◆ GOAL
Which lines of the records contain "given"? Collect every one of them.

◆ RECORDS PROVIDED
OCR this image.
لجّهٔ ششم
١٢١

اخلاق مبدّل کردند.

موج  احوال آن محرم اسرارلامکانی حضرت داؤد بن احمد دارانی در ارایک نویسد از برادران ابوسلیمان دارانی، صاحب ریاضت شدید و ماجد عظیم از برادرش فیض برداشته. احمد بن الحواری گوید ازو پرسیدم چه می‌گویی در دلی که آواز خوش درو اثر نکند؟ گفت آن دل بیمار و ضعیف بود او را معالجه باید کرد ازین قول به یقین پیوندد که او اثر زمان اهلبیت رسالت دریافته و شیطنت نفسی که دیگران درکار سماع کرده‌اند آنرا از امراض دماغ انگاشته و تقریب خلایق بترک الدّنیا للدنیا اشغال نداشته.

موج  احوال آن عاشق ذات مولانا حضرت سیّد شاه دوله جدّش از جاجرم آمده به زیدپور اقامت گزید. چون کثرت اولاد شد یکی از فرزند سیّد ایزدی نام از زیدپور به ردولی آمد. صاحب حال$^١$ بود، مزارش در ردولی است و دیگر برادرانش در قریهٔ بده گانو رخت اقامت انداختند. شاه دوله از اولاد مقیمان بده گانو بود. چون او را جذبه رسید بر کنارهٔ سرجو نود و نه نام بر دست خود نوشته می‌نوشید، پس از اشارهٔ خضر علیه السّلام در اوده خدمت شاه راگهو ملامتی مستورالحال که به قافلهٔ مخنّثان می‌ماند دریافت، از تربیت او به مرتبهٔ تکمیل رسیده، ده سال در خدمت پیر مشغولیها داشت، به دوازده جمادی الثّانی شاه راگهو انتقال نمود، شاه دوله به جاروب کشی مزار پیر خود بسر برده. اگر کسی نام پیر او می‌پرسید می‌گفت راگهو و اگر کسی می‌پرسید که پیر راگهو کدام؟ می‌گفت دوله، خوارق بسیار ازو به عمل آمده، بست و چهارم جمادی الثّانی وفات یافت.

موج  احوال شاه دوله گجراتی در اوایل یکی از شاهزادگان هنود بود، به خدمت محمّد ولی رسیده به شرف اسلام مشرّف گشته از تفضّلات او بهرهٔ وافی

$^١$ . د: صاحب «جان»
--
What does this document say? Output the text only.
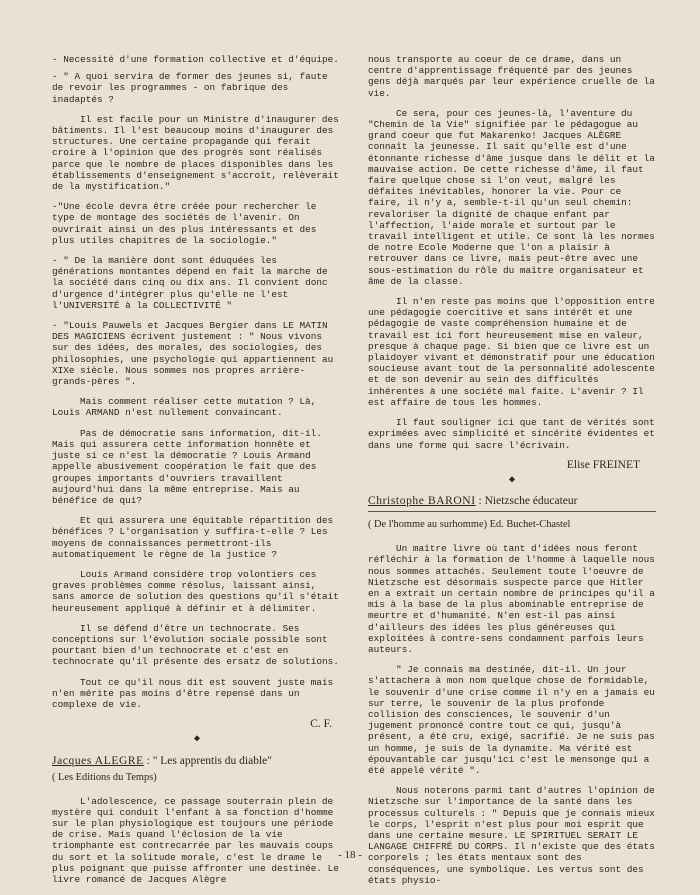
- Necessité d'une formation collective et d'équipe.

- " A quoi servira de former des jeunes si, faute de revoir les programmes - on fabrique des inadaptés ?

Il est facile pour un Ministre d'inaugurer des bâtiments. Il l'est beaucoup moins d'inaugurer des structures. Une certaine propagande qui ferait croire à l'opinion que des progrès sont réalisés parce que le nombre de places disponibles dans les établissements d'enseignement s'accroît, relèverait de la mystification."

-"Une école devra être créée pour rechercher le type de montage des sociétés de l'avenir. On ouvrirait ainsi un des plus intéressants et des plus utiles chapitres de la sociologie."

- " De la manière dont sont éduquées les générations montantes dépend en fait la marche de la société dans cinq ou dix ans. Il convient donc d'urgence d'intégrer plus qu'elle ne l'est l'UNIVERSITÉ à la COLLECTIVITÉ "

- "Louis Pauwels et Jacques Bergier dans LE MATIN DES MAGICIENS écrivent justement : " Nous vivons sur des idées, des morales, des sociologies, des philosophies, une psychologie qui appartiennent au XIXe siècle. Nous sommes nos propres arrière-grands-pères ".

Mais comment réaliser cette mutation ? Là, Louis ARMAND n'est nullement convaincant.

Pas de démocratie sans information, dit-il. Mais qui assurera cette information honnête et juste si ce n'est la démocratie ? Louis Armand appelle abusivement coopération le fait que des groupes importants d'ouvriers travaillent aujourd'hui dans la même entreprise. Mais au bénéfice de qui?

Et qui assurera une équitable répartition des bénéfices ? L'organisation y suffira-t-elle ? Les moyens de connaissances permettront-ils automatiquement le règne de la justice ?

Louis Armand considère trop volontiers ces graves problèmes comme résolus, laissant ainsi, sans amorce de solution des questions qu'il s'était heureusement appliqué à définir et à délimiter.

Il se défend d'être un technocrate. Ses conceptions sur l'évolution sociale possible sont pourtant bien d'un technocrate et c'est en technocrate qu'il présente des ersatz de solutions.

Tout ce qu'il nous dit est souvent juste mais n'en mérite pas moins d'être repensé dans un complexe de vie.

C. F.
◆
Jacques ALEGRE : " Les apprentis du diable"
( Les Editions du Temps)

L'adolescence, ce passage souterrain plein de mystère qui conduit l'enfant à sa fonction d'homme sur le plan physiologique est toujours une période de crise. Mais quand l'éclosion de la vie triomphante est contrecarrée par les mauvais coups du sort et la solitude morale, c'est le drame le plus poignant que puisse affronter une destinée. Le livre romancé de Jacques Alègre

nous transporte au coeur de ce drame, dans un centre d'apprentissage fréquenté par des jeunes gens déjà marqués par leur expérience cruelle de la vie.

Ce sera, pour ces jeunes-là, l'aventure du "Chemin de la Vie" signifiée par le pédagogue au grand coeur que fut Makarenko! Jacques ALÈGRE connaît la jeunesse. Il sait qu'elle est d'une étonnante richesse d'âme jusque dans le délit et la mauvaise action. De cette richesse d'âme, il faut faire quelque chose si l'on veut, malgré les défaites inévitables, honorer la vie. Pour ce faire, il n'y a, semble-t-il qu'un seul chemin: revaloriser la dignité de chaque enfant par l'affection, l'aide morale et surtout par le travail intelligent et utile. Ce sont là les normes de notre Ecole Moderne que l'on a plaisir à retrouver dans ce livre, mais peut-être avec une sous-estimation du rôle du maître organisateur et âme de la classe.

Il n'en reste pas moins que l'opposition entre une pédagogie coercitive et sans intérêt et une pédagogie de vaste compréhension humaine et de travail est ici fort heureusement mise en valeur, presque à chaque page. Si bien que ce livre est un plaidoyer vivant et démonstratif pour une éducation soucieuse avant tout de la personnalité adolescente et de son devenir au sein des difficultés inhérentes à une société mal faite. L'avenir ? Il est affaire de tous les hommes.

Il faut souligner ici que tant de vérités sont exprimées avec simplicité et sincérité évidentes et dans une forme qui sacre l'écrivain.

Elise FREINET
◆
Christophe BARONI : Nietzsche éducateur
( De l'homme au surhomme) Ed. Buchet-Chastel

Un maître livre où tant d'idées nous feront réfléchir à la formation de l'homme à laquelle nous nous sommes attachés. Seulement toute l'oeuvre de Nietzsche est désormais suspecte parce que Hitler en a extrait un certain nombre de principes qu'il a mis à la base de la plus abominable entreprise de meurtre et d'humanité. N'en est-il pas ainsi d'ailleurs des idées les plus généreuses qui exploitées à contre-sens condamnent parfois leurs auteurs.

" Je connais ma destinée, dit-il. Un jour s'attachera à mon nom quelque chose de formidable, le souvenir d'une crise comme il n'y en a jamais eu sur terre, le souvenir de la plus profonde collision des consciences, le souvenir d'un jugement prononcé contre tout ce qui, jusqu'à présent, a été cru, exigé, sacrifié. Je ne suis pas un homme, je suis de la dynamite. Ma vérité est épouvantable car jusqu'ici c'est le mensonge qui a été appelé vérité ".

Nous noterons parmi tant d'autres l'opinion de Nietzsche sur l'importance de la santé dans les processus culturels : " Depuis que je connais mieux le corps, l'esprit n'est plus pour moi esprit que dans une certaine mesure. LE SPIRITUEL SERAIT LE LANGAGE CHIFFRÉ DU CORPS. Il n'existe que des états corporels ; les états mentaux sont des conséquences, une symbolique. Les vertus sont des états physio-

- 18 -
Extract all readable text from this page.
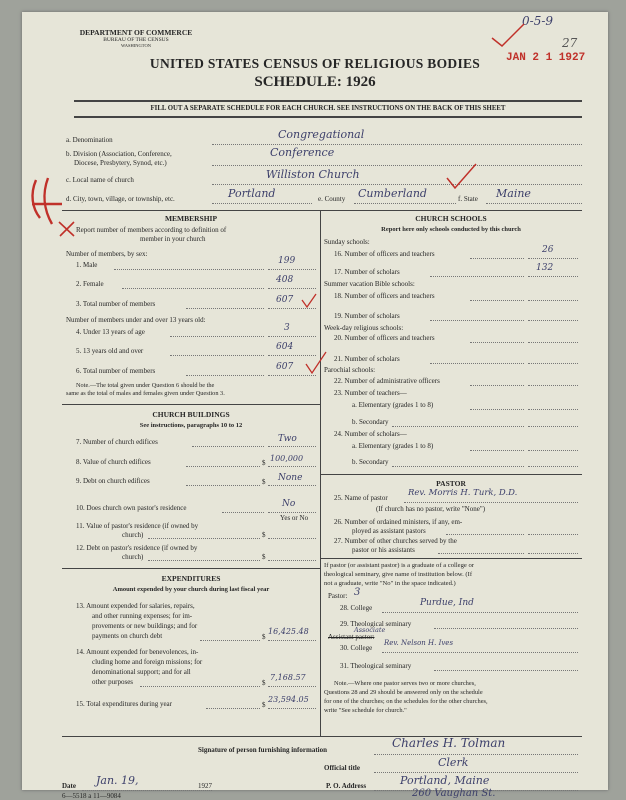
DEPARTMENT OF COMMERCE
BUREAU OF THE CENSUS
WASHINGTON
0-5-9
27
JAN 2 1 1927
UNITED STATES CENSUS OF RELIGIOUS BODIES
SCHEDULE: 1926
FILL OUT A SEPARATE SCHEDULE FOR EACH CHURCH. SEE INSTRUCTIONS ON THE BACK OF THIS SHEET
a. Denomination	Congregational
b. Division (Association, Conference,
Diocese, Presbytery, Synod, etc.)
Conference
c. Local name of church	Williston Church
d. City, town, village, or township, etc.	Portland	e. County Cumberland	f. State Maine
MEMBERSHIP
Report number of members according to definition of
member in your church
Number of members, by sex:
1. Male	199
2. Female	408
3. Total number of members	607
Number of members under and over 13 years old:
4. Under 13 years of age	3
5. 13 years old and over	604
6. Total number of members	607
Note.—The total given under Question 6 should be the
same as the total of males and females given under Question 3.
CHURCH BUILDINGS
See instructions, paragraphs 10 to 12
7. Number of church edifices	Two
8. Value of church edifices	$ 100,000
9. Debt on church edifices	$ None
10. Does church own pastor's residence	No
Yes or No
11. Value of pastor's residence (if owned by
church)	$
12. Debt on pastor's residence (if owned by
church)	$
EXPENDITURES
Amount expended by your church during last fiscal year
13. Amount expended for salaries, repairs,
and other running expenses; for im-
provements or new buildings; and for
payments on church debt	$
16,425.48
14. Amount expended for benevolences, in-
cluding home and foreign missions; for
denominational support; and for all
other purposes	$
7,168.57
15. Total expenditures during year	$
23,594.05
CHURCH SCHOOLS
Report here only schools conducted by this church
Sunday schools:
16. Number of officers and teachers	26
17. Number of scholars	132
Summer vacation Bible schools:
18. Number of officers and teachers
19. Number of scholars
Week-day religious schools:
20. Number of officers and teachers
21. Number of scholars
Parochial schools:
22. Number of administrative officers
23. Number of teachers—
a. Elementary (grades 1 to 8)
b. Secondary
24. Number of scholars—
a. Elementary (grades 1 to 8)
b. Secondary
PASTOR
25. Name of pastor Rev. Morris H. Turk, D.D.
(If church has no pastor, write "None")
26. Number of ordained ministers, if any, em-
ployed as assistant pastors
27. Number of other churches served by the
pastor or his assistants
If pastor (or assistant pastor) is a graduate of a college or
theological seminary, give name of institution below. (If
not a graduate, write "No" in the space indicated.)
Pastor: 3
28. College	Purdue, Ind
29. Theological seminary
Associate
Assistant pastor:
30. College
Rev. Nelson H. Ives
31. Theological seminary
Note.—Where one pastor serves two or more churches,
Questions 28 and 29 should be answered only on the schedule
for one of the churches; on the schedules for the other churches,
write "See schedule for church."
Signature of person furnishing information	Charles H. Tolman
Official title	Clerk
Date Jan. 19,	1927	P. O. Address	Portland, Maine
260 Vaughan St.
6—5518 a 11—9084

◆ CORRECT ANSWER
Note.—The total given under Question 6 should be the
same as the total of males and females given under Question 3.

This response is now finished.